▸ **Goal**:
In the rows below, copy out word for word the lines that open with the line containing "361, 252, 374]" and close with the line containing "141, 551, 155]", including both of those lines.

▸ **Material for the task**:
----
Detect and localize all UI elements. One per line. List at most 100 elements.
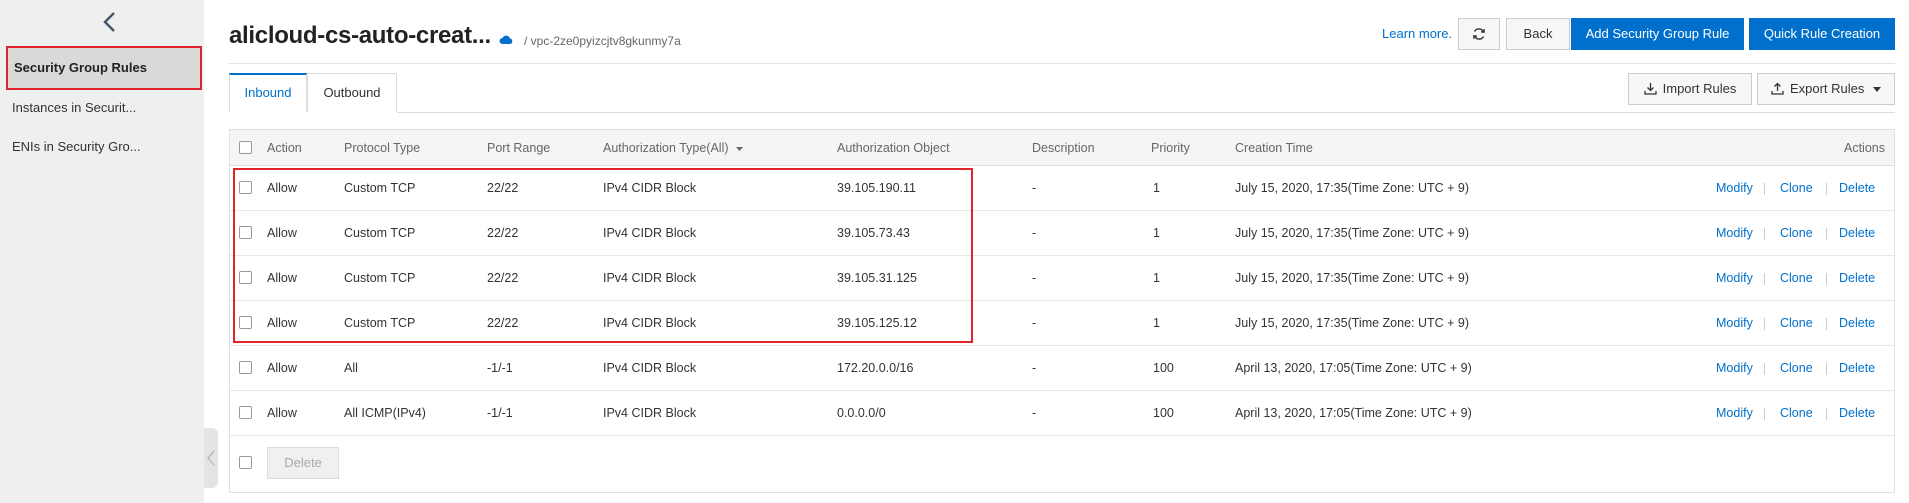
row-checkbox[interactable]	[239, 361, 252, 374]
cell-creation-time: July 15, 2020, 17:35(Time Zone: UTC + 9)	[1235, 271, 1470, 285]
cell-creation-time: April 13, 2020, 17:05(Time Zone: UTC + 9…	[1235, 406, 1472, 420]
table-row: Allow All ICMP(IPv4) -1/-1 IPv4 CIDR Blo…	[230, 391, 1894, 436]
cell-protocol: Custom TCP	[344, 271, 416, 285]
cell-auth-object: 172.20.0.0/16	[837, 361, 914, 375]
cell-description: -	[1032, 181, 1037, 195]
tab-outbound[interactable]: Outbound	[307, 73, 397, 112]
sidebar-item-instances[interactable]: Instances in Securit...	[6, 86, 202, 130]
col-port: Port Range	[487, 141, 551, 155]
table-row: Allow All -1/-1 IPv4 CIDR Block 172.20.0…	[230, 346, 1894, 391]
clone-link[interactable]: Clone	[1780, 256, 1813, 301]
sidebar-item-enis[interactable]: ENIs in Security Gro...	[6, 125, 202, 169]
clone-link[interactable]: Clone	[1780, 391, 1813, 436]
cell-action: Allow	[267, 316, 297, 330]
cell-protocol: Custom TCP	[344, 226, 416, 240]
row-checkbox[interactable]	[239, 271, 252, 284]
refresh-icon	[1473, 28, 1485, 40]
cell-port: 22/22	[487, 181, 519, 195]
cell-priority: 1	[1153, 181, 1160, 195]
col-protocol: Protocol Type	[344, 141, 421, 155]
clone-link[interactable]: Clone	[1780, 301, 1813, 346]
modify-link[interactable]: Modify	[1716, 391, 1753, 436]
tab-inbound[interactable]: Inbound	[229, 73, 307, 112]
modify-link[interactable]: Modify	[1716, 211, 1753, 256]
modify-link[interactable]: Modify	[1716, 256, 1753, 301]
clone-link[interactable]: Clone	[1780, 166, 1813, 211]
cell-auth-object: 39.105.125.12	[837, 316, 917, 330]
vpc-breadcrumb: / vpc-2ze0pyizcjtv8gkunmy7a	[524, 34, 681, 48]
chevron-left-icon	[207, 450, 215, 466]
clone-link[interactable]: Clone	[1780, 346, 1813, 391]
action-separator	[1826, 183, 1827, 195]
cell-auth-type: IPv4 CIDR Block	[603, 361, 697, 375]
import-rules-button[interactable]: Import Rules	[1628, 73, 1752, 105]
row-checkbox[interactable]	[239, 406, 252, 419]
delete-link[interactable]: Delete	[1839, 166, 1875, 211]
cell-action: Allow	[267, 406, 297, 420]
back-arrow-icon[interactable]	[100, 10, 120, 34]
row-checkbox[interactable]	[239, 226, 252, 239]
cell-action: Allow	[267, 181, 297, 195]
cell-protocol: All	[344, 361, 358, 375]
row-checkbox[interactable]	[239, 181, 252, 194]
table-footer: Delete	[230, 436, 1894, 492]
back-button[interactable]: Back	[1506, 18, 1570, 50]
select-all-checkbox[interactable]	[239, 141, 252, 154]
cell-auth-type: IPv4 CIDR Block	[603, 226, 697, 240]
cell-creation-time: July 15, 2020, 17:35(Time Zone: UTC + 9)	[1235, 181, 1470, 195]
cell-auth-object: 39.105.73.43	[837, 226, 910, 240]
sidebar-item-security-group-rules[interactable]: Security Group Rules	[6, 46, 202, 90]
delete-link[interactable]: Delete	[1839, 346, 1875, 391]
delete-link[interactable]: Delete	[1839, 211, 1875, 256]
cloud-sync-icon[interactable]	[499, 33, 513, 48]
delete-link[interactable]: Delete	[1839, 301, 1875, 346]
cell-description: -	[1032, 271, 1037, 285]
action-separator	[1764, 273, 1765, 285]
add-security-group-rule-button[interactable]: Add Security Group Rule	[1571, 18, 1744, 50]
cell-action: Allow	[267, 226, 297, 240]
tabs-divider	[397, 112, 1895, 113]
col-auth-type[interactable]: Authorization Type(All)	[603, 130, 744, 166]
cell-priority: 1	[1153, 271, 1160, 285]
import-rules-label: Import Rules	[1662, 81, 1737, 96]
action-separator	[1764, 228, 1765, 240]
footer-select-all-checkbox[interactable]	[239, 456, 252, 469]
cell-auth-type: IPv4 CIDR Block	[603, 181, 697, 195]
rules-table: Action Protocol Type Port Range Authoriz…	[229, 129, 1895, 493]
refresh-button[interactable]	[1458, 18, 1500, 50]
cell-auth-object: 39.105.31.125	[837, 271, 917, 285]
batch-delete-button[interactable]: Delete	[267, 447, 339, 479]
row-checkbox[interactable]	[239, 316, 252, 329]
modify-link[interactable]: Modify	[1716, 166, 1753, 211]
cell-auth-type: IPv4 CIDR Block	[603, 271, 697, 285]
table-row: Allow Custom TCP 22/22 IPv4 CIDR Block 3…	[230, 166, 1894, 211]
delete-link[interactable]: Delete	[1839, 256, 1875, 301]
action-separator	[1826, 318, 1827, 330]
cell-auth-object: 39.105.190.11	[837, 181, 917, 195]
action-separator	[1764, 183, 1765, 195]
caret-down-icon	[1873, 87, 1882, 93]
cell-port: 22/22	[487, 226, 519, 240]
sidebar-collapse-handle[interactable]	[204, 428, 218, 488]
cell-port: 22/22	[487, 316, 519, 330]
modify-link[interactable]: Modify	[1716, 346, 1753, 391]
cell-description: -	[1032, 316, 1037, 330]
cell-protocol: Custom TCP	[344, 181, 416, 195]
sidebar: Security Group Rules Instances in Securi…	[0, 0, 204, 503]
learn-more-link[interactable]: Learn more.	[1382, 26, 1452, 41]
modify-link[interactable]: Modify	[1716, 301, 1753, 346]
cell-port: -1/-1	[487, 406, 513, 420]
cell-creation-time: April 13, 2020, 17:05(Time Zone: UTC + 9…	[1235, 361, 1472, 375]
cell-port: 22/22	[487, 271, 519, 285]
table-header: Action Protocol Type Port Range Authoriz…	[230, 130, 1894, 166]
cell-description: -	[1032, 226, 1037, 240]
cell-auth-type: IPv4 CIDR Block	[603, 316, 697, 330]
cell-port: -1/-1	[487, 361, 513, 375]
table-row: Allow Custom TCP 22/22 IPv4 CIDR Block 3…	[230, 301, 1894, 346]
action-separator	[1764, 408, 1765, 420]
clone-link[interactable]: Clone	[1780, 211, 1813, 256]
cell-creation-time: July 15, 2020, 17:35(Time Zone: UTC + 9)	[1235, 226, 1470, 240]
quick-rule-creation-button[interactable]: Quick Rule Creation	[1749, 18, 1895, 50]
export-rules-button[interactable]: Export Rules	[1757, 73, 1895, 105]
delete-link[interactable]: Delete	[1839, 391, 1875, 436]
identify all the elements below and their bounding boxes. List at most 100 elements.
----
▸ **Solution for this exercise**:
row-checkbox[interactable]	[239, 361, 252, 374]
cell-creation-time: July 15, 2020, 17:35(Time Zone: UTC + 9)	[1235, 271, 1470, 285]
cell-creation-time: April 13, 2020, 17:05(Time Zone: UTC + 9…	[1235, 406, 1472, 420]
table-row: Allow All ICMP(IPv4) -1/-1 IPv4 CIDR Blo…	[230, 391, 1894, 436]
cell-protocol: Custom TCP	[344, 271, 416, 285]
cell-auth-object: 172.20.0.0/16	[837, 361, 914, 375]
cell-description: -	[1032, 181, 1037, 195]
tab-outbound[interactable]: Outbound	[307, 73, 397, 112]
sidebar-item-instances[interactable]: Instances in Securit...	[6, 86, 202, 130]
col-port: Port Range	[487, 141, 551, 155]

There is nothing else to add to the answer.